TASK PROMPT. Search the records below for the word "Менеджер" and show every line where it occurs.

Source data.

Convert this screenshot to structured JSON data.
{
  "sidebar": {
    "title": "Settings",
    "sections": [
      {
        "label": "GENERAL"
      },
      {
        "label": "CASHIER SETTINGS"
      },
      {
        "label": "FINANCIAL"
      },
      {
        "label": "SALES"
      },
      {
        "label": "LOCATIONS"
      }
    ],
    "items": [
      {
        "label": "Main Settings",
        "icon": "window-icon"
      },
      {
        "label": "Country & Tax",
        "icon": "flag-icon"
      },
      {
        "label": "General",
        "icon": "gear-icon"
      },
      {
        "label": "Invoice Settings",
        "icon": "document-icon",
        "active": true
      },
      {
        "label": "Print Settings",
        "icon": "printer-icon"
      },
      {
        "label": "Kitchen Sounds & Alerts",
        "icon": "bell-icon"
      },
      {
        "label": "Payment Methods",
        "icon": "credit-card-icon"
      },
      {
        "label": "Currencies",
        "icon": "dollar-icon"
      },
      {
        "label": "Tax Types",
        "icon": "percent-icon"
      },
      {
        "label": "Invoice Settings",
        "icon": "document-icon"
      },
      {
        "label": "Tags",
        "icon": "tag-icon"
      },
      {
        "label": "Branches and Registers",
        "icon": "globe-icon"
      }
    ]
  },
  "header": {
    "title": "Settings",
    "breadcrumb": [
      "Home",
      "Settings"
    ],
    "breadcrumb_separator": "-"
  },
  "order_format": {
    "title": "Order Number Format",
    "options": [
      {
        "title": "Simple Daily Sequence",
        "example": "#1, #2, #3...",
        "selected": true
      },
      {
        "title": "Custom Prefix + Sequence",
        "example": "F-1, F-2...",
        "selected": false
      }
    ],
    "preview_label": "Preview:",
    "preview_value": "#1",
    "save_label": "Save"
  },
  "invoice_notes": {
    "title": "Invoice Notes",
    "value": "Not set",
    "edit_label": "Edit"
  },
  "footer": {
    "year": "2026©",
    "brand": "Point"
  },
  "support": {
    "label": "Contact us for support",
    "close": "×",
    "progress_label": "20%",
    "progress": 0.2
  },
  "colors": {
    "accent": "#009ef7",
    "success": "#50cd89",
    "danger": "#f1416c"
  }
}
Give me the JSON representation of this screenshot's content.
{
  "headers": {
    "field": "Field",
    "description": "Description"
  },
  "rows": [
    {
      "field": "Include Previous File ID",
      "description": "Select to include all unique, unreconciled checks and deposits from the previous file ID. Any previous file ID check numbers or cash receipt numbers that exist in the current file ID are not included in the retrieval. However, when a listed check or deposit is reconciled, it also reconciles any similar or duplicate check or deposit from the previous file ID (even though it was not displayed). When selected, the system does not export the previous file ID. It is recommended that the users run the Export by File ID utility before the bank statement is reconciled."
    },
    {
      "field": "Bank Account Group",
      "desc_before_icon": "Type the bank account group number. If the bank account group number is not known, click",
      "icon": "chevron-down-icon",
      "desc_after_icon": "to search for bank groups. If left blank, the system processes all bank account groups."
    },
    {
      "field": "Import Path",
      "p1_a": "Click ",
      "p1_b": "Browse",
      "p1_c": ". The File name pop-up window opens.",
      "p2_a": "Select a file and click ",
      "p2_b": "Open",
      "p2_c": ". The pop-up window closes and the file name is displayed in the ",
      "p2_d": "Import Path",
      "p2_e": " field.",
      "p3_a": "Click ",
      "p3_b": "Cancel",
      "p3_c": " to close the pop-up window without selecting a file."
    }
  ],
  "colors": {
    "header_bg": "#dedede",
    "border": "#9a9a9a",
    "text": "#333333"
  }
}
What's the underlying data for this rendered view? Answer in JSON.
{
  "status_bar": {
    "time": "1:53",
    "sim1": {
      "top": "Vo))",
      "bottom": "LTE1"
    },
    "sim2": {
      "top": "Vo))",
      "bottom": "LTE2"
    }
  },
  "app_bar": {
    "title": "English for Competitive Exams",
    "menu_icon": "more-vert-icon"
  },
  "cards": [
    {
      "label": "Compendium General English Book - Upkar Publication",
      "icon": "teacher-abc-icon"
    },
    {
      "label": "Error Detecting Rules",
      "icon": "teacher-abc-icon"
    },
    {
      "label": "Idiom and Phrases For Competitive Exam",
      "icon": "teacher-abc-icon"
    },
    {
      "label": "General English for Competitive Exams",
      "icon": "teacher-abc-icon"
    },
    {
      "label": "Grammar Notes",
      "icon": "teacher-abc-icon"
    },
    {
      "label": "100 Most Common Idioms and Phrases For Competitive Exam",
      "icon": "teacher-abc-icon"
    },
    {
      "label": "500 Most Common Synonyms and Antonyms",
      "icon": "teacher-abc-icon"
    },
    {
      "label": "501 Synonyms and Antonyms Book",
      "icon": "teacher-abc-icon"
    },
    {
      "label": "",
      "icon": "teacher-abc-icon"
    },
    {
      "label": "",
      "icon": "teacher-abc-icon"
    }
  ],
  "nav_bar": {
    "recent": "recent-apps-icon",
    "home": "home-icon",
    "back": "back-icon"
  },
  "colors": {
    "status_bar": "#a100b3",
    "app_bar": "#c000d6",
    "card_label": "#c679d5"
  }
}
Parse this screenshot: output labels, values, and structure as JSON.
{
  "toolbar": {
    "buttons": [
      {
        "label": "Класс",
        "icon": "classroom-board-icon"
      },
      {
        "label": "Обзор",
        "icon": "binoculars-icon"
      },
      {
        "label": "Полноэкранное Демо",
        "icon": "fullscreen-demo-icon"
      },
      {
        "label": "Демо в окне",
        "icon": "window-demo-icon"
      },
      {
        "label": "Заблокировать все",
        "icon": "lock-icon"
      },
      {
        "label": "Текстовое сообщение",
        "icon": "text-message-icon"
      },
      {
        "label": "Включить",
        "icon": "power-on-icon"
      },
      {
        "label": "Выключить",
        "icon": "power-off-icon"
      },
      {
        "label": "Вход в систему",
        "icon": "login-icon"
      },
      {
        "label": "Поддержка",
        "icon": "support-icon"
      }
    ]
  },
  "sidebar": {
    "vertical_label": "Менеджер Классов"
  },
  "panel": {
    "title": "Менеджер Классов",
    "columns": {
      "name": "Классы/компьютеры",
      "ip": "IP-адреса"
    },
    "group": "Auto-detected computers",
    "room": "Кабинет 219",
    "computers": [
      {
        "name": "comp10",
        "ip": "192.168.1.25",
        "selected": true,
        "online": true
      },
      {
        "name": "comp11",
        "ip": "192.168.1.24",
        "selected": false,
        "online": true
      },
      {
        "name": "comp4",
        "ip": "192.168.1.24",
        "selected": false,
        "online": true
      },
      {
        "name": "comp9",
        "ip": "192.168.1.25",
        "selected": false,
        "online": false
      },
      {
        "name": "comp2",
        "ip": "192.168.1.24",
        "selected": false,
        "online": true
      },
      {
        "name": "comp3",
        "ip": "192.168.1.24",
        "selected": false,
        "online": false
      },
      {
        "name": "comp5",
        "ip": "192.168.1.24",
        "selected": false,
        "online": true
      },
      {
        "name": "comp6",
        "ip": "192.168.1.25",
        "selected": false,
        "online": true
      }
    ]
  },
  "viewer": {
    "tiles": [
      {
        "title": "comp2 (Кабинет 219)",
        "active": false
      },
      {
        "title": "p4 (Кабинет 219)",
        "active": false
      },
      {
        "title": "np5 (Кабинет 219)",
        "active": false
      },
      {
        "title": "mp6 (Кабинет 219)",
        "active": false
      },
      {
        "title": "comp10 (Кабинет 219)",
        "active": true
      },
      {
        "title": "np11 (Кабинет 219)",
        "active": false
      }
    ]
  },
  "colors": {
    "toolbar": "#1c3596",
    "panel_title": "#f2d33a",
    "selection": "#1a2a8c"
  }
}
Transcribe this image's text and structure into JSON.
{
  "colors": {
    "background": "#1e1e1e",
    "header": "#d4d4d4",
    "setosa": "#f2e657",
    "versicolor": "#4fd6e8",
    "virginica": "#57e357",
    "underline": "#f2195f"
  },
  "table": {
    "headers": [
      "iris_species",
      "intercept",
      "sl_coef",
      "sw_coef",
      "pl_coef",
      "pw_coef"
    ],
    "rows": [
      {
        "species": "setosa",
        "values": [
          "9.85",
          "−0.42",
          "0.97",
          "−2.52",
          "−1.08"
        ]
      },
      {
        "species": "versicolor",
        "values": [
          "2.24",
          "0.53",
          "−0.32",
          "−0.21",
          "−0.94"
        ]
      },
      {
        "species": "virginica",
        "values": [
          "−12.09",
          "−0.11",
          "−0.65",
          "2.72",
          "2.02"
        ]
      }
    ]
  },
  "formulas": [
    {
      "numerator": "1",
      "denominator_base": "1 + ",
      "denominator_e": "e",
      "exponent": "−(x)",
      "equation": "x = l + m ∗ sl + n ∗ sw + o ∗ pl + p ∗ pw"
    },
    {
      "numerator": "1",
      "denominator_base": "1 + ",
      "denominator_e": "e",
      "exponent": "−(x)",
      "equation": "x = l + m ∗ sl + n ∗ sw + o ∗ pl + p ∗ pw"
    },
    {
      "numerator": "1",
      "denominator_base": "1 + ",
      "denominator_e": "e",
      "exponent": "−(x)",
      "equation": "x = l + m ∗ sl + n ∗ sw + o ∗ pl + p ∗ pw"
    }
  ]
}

COMPLETE OUTPUT.
    "vertical_label": "Менеджер Классов"
    "title": "Менеджер Классов",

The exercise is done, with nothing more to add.